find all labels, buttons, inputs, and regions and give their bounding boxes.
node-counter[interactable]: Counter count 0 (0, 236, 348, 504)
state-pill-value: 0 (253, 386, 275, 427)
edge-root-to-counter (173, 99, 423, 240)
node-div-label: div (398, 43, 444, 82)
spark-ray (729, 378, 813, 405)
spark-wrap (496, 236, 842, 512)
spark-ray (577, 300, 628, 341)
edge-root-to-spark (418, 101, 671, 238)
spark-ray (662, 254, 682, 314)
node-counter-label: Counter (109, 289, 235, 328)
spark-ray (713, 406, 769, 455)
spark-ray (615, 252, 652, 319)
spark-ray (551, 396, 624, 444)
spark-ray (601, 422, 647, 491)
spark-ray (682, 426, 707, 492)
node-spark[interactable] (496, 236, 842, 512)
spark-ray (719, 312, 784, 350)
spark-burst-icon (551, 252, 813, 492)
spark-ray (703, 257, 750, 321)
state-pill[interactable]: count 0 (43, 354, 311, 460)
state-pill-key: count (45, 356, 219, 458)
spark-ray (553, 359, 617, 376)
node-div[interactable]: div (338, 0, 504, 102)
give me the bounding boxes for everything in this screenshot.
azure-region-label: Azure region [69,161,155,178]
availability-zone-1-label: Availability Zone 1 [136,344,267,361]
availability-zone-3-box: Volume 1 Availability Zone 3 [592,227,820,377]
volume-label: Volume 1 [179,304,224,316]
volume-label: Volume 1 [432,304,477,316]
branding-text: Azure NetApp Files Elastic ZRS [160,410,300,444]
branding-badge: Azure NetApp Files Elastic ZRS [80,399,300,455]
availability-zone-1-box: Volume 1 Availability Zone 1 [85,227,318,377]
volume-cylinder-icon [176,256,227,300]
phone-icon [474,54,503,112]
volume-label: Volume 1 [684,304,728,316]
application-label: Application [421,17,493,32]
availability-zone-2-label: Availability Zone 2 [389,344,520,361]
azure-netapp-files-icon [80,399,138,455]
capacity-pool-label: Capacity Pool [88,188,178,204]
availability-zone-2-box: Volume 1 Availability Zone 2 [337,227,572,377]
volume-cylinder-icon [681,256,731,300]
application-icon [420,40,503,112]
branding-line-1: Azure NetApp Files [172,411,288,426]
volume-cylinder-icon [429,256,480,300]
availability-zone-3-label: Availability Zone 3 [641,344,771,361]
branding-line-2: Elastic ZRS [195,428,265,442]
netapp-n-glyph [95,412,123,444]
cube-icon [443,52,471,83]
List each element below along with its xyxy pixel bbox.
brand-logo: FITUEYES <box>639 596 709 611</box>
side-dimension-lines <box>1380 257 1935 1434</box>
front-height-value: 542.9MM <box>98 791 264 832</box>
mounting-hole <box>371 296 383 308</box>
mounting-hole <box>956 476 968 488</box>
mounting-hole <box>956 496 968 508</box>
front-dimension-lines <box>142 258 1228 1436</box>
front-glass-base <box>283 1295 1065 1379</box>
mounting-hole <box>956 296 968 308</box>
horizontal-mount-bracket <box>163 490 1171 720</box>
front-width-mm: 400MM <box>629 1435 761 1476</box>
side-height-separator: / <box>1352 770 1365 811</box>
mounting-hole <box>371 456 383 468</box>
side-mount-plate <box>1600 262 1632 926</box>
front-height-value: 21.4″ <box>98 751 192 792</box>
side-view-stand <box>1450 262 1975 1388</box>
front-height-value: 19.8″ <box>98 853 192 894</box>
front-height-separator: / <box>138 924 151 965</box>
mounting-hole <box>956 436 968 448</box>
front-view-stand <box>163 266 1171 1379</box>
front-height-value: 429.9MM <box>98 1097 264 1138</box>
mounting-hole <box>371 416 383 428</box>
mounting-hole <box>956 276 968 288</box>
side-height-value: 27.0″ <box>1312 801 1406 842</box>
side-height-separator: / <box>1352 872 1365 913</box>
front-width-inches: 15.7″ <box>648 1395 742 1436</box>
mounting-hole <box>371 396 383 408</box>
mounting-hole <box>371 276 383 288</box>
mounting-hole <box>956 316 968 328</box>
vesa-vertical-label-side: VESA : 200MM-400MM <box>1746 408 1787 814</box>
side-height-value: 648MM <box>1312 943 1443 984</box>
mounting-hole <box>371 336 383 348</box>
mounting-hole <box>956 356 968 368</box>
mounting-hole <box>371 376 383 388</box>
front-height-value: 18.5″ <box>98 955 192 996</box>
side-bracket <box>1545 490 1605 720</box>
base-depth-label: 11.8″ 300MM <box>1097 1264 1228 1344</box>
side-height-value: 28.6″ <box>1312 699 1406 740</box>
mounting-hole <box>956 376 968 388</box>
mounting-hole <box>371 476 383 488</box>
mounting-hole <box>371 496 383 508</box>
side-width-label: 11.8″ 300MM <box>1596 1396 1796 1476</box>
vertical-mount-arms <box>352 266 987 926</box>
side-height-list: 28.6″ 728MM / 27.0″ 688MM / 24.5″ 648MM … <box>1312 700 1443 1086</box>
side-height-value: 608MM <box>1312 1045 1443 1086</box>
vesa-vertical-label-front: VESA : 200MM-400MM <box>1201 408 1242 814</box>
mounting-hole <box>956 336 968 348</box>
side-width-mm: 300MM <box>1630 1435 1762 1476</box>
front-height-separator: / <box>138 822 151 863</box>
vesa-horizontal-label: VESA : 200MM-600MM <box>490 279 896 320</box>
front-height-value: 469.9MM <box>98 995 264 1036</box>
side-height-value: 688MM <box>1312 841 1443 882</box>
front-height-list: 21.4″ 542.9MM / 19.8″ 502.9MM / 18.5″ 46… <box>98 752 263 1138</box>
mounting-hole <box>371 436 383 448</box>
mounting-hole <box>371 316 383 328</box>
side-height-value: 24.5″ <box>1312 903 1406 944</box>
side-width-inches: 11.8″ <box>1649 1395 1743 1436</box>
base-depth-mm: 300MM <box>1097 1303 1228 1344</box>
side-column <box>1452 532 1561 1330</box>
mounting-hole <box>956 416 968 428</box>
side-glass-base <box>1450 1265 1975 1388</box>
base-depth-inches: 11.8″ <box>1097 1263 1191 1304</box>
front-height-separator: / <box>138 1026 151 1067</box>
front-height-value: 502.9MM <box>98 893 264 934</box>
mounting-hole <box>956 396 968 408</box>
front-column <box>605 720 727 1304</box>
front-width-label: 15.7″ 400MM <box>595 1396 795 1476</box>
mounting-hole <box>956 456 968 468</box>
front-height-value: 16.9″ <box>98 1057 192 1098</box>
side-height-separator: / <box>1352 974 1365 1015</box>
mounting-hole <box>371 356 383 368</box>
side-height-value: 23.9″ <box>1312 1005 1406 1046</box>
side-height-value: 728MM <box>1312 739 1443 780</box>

WRITTEN REQUEST: Please give all of the material above again, swapping "spark-ray" for "spark-line" everywhere it occurs and changing nothing else.

ANSWER:
find all labels, buttons, inputs, and regions and give their bounding boxes.
node-counter[interactable]: Counter count 0 (0, 236, 348, 504)
state-pill-value: 0 (253, 386, 275, 427)
edge-root-to-counter (173, 99, 423, 240)
node-div-label: div (398, 43, 444, 82)
spark-line (729, 378, 813, 405)
spark-wrap (496, 236, 842, 512)
spark-line (577, 300, 628, 341)
edge-root-to-spark (418, 101, 671, 238)
spark-line (662, 254, 682, 314)
node-counter-label: Counter (109, 289, 235, 328)
spark-line (713, 406, 769, 455)
spark-line (615, 252, 652, 319)
spark-line (551, 396, 624, 444)
spark-line (601, 422, 647, 491)
spark-line (682, 426, 707, 492)
node-spark[interactable] (496, 236, 842, 512)
spark-line (719, 312, 784, 350)
spark-burst-icon (551, 252, 813, 492)
spark-line (703, 257, 750, 321)
state-pill[interactable]: count 0 (43, 354, 311, 460)
state-pill-key: count (45, 356, 219, 458)
spark-line (553, 359, 617, 376)
node-div[interactable]: div (338, 0, 504, 102)
give me the bounding boxes for everything in this screenshot.
azure-region-label: Azure region [69,161,155,178]
availability-zone-1-label: Availability Zone 1 [136,344,267,361]
availability-zone-3-box: Volume 1 Availability Zone 3 [592,227,820,377]
volume-label: Volume 1 [179,304,224,316]
volume-label: Volume 1 [432,304,477,316]
branding-text: Azure NetApp Files Elastic ZRS [160,410,300,444]
branding-badge: Azure NetApp Files Elastic ZRS [80,399,300,455]
availability-zone-1-box: Volume 1 Availability Zone 1 [85,227,318,377]
volume-cylinder-icon [176,256,227,300]
phone-icon [474,54,503,112]
volume-label: Volume 1 [684,304,728,316]
application-label: Application [421,17,493,32]
availability-zone-2-label: Availability Zone 2 [389,344,520,361]
azure-netapp-files-icon [80,399,138,455]
capacity-pool-label: Capacity Pool [88,188,178,204]
availability-zone-2-box: Volume 1 Availability Zone 2 [337,227,572,377]
volume-cylinder-icon [681,256,731,300]
application-icon [420,40,503,112]
branding-line-1: Azure NetApp Files [172,411,288,426]
volume-cylinder-icon [429,256,480,300]
availability-zone-3-label: Availability Zone 3 [641,344,771,361]
branding-line-2: Elastic ZRS [195,428,265,442]
netapp-n-glyph [95,412,123,444]
cube-icon [443,52,471,83]
List each element below along with its xyxy pixel bbox.
brand-logo: FITUEYES <box>639 596 709 611</box>
side-dimension-lines <box>1380 257 1935 1434</box>
front-height-value: 542.9MM <box>98 791 264 832</box>
mounting-hole <box>371 296 383 308</box>
mounting-hole <box>956 476 968 488</box>
mounting-hole <box>956 496 968 508</box>
front-dimension-lines <box>142 258 1228 1436</box>
front-glass-base <box>283 1295 1065 1379</box>
mounting-hole <box>956 296 968 308</box>
horizontal-mount-bracket <box>163 490 1171 720</box>
front-width-mm: 400MM <box>629 1435 761 1476</box>
side-height-separator: / <box>1352 770 1365 811</box>
mounting-hole <box>371 456 383 468</box>
side-mount-plate <box>1600 262 1632 926</box>
front-height-value: 21.4″ <box>98 751 192 792</box>
side-view-stand <box>1450 262 1975 1388</box>
front-height-value: 19.8″ <box>98 853 192 894</box>
front-height-separator: / <box>138 924 151 965</box>
mounting-hole <box>956 436 968 448</box>
front-view-stand <box>163 266 1171 1379</box>
front-height-value: 429.9MM <box>98 1097 264 1138</box>
mounting-hole <box>371 416 383 428</box>
mounting-hole <box>956 276 968 288</box>
side-height-value: 27.0″ <box>1312 801 1406 842</box>
side-height-separator: / <box>1352 872 1365 913</box>
front-width-inches: 15.7″ <box>648 1395 742 1436</box>
mounting-hole <box>371 396 383 408</box>
mounting-hole <box>371 276 383 288</box>
mounting-hole <box>956 316 968 328</box>
vesa-vertical-label-side: VESA : 200MM-400MM <box>1746 408 1787 814</box>
side-height-value: 648MM <box>1312 943 1443 984</box>
mounting-hole <box>371 336 383 348</box>
mounting-hole <box>956 356 968 368</box>
mounting-hole <box>371 376 383 388</box>
front-height-value: 18.5″ <box>98 955 192 996</box>
side-bracket <box>1545 490 1605 720</box>
base-depth-label: 11.8″ 300MM <box>1097 1264 1228 1344</box>
side-height-value: 28.6″ <box>1312 699 1406 740</box>
mounting-hole <box>956 376 968 388</box>
mounting-hole <box>371 476 383 488</box>
mounting-hole <box>371 496 383 508</box>
side-width-label: 11.8″ 300MM <box>1596 1396 1796 1476</box>
vertical-mount-arms <box>352 266 987 926</box>
side-height-list: 28.6″ 728MM / 27.0″ 688MM / 24.5″ 648MM … <box>1312 700 1443 1086</box>
side-height-value: 608MM <box>1312 1045 1443 1086</box>
vesa-vertical-label-front: VESA : 200MM-400MM <box>1201 408 1242 814</box>
mounting-hole <box>956 336 968 348</box>
side-width-mm: 300MM <box>1630 1435 1762 1476</box>
front-height-separator: / <box>138 822 151 863</box>
vesa-horizontal-label: VESA : 200MM-600MM <box>490 279 896 320</box>
front-height-value: 469.9MM <box>98 995 264 1036</box>
side-height-value: 688MM <box>1312 841 1443 882</box>
front-height-list: 21.4″ 542.9MM / 19.8″ 502.9MM / 18.5″ 46… <box>98 752 263 1138</box>
mounting-hole <box>371 436 383 448</box>
mounting-hole <box>371 316 383 328</box>
side-height-value: 24.5″ <box>1312 903 1406 944</box>
side-width-inches: 11.8″ <box>1649 1395 1743 1436</box>
base-depth-mm: 300MM <box>1097 1303 1228 1344</box>
side-column <box>1452 532 1561 1330</box>
mounting-hole <box>956 416 968 428</box>
side-glass-base <box>1450 1265 1975 1388</box>
base-depth-inches: 11.8″ <box>1097 1263 1191 1304</box>
front-height-separator: / <box>138 1026 151 1067</box>
front-height-value: 502.9MM <box>98 893 264 934</box>
mounting-hole <box>956 396 968 408</box>
front-column <box>605 720 727 1304</box>
front-width-label: 15.7″ 400MM <box>595 1396 795 1476</box>
mounting-hole <box>956 456 968 468</box>
front-height-value: 16.9″ <box>98 1057 192 1098</box>
side-height-separator: / <box>1352 974 1365 1015</box>
mounting-hole <box>371 356 383 368</box>
side-height-value: 23.9″ <box>1312 1005 1406 1046</box>
side-height-value: 728MM <box>1312 739 1443 780</box>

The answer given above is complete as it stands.